REQUIRED TASK: Find every line with the word "name" and report how many there are, without any other text.

[Entries taken from a collection]

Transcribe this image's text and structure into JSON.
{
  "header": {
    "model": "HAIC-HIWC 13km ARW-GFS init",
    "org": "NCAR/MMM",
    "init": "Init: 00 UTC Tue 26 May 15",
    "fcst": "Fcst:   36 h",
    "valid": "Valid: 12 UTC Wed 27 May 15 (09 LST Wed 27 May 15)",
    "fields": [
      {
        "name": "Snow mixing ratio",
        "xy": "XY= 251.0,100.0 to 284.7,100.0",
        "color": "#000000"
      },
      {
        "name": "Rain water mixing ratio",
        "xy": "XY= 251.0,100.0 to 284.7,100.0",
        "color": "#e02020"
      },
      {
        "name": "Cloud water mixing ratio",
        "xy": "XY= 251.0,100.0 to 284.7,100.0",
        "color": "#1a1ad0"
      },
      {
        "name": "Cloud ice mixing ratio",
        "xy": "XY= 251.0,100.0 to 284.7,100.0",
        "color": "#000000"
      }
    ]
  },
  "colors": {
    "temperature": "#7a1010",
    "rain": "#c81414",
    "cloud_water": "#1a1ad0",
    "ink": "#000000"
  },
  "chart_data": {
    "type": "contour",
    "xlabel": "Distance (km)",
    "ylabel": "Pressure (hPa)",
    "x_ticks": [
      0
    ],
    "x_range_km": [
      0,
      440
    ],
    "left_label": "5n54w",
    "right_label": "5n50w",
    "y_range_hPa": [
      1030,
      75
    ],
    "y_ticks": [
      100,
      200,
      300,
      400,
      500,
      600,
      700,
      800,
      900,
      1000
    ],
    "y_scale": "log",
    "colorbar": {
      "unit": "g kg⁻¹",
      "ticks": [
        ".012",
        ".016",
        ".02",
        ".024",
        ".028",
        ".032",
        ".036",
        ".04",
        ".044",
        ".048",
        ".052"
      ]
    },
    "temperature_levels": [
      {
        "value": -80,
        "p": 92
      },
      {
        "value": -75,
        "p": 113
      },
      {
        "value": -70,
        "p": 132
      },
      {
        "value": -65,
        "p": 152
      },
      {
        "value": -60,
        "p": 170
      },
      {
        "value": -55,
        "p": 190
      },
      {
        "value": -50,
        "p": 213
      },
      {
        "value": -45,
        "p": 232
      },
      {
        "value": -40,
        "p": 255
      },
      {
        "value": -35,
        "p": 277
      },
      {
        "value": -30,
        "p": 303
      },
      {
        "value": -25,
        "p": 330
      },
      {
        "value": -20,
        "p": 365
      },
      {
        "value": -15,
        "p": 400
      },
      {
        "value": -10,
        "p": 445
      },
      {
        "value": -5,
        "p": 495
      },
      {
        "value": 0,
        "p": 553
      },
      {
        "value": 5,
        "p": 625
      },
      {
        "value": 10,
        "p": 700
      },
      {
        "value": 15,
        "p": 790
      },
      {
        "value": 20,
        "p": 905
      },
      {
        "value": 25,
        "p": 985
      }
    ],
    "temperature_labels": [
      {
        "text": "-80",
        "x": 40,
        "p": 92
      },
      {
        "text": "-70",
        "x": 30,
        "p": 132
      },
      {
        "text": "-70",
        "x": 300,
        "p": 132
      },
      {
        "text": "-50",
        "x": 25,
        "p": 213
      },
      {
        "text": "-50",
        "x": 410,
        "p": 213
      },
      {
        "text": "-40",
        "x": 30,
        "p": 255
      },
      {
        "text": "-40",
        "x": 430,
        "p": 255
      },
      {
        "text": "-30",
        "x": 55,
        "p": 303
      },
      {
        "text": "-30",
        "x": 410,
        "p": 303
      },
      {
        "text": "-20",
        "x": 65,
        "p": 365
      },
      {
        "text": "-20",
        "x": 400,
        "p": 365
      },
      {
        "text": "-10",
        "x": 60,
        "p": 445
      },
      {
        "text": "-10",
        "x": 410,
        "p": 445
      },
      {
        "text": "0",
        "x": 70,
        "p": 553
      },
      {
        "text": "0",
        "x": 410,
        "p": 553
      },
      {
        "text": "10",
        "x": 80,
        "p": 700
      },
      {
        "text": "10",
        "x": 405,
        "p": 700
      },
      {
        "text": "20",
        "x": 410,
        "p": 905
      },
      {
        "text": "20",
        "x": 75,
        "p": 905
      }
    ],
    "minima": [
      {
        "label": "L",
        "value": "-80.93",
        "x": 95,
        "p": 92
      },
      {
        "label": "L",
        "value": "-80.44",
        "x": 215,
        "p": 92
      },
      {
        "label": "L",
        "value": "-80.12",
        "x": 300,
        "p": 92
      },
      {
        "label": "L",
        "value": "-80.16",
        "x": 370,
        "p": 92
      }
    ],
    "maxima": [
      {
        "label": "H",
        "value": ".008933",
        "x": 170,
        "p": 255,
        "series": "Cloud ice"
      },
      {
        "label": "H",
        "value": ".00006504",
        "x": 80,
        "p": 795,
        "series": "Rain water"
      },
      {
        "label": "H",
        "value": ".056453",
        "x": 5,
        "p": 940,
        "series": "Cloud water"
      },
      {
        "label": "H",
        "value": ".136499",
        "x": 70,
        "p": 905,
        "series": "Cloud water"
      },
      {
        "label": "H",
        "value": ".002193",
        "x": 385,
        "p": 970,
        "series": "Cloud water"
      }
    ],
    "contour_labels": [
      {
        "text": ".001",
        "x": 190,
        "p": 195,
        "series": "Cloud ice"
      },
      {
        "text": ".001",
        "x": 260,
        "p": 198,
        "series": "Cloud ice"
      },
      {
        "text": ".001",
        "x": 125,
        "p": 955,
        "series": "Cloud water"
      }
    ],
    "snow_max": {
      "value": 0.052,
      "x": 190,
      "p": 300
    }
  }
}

EXERCISE RESPONSE: 4